* ITEMS:
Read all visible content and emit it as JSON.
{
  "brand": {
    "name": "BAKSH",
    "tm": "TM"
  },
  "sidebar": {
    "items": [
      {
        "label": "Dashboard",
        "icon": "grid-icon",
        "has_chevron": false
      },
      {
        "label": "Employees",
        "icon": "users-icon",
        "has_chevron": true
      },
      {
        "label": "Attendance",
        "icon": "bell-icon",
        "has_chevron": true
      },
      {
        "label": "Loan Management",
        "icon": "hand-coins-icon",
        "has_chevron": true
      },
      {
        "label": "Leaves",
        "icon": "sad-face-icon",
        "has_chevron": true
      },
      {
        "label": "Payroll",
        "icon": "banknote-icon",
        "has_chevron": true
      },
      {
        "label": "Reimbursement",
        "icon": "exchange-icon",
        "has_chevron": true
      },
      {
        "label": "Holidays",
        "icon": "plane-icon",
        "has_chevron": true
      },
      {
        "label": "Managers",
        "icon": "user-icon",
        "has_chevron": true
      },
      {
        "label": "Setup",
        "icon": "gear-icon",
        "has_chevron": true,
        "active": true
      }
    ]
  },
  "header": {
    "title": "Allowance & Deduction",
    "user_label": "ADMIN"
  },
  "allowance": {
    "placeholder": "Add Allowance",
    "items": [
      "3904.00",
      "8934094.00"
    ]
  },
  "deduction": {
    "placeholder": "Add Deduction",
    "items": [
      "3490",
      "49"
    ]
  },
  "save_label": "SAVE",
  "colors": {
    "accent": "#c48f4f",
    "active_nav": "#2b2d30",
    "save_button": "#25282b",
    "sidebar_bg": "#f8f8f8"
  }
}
--
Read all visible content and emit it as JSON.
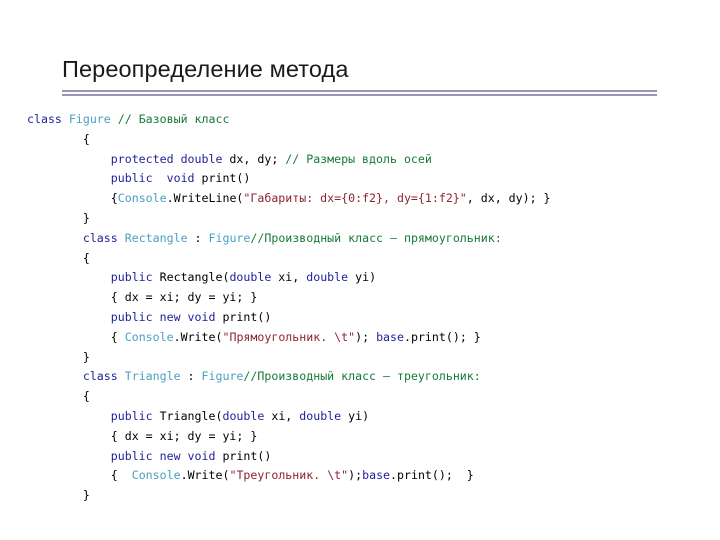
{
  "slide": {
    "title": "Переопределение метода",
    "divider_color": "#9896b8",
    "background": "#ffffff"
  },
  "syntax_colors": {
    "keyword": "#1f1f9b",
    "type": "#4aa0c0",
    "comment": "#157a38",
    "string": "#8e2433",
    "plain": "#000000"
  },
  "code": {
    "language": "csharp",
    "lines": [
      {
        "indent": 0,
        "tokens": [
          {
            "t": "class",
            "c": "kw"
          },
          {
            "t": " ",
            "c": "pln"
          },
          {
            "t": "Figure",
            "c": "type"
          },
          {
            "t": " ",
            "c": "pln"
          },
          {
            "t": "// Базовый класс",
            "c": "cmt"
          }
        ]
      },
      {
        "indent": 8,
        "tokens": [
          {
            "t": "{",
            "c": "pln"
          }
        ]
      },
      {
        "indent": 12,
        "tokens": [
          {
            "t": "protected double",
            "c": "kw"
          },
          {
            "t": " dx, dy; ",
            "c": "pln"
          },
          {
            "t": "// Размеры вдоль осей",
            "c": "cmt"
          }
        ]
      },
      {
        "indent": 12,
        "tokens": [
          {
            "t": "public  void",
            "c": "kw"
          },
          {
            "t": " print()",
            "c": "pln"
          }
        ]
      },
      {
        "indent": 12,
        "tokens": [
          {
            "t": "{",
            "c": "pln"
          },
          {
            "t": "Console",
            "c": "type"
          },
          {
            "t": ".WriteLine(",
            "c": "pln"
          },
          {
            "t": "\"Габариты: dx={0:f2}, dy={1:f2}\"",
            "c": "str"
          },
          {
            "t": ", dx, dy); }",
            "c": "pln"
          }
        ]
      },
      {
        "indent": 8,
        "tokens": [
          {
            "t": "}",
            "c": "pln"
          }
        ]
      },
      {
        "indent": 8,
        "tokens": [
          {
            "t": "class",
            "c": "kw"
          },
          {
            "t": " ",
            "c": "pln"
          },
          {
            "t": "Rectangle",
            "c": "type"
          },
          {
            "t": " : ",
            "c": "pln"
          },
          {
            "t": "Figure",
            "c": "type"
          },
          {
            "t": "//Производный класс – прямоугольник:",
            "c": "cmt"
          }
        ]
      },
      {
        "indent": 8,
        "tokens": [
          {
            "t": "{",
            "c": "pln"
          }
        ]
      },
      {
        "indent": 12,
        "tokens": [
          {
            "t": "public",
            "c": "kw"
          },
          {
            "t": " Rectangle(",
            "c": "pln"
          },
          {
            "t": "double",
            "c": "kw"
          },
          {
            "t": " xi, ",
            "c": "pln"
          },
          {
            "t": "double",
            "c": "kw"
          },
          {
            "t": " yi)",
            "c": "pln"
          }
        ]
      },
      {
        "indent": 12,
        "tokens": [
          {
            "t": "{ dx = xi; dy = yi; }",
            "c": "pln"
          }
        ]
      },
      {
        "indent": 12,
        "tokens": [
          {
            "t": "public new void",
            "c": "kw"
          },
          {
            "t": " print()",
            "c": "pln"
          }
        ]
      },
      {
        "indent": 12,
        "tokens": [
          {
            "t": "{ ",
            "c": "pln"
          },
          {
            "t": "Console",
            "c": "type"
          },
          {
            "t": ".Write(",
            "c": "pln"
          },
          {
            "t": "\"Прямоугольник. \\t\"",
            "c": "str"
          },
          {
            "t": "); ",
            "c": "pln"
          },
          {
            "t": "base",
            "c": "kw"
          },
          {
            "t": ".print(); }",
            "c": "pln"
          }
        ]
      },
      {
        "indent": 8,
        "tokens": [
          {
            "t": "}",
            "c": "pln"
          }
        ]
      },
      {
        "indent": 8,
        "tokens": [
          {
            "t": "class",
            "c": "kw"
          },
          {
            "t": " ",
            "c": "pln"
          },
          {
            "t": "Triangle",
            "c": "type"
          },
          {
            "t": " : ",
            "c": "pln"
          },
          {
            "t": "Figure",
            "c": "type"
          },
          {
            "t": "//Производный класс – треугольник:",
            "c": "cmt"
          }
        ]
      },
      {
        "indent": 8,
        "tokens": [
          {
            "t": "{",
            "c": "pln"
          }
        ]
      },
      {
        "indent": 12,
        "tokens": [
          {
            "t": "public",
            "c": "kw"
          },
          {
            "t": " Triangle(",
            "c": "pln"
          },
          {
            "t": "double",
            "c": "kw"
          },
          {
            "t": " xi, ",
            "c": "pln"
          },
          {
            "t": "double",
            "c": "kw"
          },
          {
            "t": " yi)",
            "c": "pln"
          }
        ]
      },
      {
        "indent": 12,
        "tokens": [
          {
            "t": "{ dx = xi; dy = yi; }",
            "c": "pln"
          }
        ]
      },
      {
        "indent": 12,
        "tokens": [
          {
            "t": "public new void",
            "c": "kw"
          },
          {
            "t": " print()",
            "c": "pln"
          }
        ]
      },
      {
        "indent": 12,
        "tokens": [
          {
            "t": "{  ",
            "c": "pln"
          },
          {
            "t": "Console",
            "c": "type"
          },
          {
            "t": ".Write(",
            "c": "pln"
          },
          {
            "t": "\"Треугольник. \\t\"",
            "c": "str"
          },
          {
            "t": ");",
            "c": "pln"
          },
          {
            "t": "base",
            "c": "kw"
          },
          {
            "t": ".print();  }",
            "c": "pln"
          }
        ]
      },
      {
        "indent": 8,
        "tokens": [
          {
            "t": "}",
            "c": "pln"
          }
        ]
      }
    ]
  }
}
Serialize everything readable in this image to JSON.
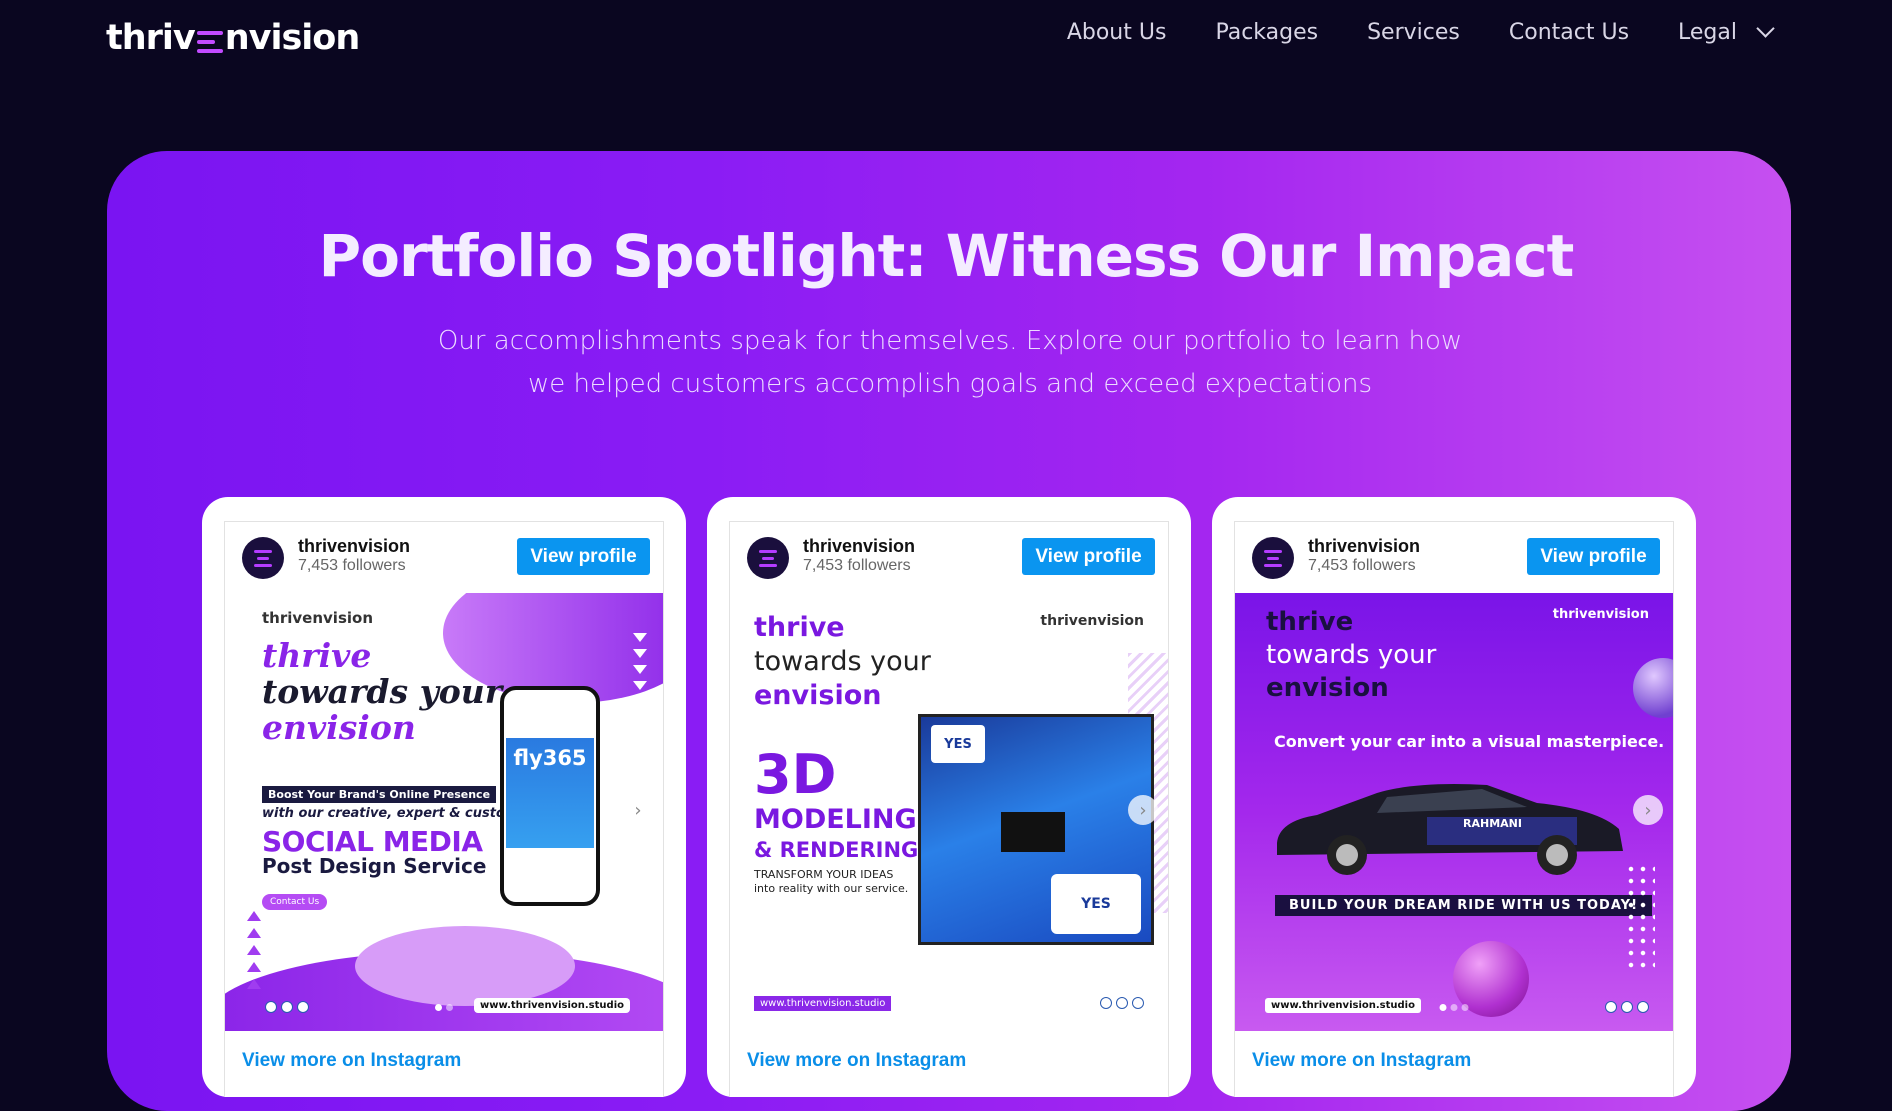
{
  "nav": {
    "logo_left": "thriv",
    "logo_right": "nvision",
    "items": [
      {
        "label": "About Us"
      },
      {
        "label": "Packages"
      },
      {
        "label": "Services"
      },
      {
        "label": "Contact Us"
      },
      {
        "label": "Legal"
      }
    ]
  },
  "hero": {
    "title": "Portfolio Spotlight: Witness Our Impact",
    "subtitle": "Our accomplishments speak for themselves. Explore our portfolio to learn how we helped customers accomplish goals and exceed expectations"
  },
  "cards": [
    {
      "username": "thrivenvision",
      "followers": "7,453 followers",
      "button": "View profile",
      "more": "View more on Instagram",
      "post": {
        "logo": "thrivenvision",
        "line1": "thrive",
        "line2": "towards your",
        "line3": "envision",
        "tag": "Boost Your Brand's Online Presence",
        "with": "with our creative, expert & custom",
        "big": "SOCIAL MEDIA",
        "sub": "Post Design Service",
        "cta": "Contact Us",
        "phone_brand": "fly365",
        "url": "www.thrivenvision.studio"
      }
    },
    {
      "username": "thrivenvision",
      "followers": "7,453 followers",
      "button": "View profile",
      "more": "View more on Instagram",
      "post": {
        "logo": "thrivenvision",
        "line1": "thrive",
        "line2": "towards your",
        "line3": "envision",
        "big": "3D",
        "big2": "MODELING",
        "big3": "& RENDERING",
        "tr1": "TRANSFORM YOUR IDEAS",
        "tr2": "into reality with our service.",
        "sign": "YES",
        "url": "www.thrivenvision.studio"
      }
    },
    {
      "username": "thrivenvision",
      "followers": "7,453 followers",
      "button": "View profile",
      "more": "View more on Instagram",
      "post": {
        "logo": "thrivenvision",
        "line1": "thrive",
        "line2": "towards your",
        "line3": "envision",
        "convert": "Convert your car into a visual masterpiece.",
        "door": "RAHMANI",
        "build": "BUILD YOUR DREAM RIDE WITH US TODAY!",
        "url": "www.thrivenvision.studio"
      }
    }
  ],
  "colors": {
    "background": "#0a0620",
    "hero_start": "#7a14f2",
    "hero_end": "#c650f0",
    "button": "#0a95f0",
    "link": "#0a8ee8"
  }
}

* WHAT THIS TASK INVOLVES: Find and copy every line in the entries above where the string "icon" occurs.

* PROBLEM SOLUTION:
        "icon": "grid-icon",
        "icon": "users-icon",
        "icon": "bell-icon",
        "icon": "hand-coins-icon",
        "icon": "sad-face-icon",
        "icon": "banknote-icon",
        "icon": "exchange-icon",
        "icon": "plane-icon",
        "icon": "user-icon",
        "icon": "gear-icon",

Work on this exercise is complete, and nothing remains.